PROBLEM REQUIREMENTS >> Copy every line that holds "take".

INFORMATION PROVIDED >>
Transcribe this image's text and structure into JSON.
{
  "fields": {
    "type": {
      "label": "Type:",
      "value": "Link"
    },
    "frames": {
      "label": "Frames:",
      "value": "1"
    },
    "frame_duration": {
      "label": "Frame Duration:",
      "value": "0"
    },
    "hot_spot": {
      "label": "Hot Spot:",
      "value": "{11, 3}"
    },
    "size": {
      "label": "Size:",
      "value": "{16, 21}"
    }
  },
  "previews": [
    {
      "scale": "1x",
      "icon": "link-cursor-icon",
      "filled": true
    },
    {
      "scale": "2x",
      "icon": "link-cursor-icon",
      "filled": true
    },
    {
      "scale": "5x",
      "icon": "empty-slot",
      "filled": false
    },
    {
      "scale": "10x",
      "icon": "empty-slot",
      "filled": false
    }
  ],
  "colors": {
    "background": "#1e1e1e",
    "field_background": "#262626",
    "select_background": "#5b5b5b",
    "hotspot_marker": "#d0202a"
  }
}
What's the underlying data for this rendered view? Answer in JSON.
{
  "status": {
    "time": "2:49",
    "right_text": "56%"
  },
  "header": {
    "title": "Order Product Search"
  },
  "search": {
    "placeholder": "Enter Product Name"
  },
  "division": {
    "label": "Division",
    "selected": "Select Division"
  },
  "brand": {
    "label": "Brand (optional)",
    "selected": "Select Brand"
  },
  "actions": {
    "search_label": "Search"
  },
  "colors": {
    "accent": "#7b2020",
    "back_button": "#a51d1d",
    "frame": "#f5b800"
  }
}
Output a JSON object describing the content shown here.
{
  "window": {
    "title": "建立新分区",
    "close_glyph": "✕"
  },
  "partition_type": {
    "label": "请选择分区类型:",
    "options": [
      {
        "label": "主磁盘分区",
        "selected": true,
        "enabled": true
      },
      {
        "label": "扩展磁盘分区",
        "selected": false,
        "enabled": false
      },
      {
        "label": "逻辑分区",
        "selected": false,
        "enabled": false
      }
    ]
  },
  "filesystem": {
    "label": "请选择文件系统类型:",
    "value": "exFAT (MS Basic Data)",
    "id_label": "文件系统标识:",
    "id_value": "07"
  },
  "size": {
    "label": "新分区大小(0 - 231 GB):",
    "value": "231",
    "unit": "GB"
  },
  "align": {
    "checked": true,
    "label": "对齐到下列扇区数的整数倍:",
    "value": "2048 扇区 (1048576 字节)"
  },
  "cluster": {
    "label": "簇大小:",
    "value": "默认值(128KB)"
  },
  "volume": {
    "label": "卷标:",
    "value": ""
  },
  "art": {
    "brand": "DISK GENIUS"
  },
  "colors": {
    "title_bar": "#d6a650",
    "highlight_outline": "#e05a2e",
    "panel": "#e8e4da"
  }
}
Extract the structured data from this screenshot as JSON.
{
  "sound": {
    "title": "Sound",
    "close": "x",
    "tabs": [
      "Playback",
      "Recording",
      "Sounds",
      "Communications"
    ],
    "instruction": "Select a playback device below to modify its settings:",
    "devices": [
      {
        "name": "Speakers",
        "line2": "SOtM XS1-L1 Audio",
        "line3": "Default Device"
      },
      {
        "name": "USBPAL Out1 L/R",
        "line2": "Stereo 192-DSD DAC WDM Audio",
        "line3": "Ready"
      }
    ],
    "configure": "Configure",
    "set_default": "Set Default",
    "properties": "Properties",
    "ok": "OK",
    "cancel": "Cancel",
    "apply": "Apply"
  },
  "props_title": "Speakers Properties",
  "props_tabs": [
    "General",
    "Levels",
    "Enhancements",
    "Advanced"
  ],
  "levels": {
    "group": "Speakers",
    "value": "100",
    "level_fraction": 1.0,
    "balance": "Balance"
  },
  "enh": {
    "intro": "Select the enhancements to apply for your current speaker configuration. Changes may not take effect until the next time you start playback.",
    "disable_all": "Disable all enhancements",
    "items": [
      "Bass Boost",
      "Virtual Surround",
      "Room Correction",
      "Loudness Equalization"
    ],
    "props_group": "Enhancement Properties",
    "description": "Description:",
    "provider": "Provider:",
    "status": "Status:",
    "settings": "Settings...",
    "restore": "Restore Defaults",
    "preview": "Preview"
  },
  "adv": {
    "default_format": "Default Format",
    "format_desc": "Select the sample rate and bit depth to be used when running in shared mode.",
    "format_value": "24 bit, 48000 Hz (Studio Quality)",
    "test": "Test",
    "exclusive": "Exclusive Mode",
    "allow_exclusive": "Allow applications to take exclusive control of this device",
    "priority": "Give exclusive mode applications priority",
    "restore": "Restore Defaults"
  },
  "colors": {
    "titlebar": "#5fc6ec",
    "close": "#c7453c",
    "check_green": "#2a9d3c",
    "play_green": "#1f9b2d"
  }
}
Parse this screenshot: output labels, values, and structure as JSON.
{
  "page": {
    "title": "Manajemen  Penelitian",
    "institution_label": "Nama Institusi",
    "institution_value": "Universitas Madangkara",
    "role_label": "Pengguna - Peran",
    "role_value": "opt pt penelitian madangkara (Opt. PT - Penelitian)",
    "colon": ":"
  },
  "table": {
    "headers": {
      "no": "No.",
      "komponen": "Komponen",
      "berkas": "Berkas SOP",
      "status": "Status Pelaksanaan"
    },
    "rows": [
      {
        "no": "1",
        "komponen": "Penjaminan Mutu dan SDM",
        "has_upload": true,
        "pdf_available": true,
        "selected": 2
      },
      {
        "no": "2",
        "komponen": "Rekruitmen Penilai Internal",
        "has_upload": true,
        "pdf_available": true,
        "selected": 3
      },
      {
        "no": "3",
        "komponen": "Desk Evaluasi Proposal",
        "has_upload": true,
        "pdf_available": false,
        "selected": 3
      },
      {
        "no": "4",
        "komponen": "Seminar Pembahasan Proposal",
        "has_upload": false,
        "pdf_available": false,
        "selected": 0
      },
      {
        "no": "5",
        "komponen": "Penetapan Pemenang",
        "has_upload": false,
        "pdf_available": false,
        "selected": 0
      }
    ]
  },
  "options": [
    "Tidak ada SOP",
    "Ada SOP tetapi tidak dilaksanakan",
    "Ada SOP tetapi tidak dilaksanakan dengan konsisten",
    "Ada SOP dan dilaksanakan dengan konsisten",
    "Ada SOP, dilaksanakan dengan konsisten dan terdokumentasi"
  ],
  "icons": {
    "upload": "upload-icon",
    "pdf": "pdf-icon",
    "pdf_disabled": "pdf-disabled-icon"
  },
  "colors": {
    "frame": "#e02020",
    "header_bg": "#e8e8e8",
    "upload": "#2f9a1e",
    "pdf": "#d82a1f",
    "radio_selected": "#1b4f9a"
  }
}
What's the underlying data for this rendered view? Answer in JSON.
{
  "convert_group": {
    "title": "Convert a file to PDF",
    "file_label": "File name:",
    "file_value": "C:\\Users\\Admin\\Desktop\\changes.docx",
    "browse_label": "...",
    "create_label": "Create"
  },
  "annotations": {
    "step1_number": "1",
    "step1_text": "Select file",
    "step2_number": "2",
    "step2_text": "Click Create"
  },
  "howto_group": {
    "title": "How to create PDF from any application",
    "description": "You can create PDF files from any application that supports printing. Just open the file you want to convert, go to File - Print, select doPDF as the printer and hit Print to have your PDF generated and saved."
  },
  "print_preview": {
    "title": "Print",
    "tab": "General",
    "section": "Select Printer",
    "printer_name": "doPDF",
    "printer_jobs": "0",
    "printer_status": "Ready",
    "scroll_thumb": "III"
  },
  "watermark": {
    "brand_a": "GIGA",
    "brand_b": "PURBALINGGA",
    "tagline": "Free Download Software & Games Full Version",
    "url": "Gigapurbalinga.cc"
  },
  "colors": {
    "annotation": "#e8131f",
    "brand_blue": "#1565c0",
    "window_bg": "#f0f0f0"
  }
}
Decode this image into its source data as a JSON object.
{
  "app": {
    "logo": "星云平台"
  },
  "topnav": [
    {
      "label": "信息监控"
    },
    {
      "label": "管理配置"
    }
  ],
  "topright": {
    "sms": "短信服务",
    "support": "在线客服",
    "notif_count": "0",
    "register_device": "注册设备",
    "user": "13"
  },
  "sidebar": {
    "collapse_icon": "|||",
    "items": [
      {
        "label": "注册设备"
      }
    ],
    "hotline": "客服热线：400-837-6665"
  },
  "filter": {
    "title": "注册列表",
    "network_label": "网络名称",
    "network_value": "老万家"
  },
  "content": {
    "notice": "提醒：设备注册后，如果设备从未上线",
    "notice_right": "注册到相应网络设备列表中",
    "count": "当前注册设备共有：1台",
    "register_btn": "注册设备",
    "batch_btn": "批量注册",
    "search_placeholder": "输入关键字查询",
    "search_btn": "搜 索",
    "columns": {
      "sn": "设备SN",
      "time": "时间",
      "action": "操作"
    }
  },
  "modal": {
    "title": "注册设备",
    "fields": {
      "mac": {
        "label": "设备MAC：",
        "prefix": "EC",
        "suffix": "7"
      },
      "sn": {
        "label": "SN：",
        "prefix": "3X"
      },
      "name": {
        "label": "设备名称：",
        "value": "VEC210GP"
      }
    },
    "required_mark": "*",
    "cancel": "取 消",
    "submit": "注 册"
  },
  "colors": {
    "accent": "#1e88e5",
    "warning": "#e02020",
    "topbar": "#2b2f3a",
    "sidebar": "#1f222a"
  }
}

RIGHT ANSWER >>
    "intro": "Select the enhancements to apply for your current speaker configuration. Changes may not take effect until the next time you start playback.",
    "allow_exclusive": "Allow applications to take exclusive control of this device",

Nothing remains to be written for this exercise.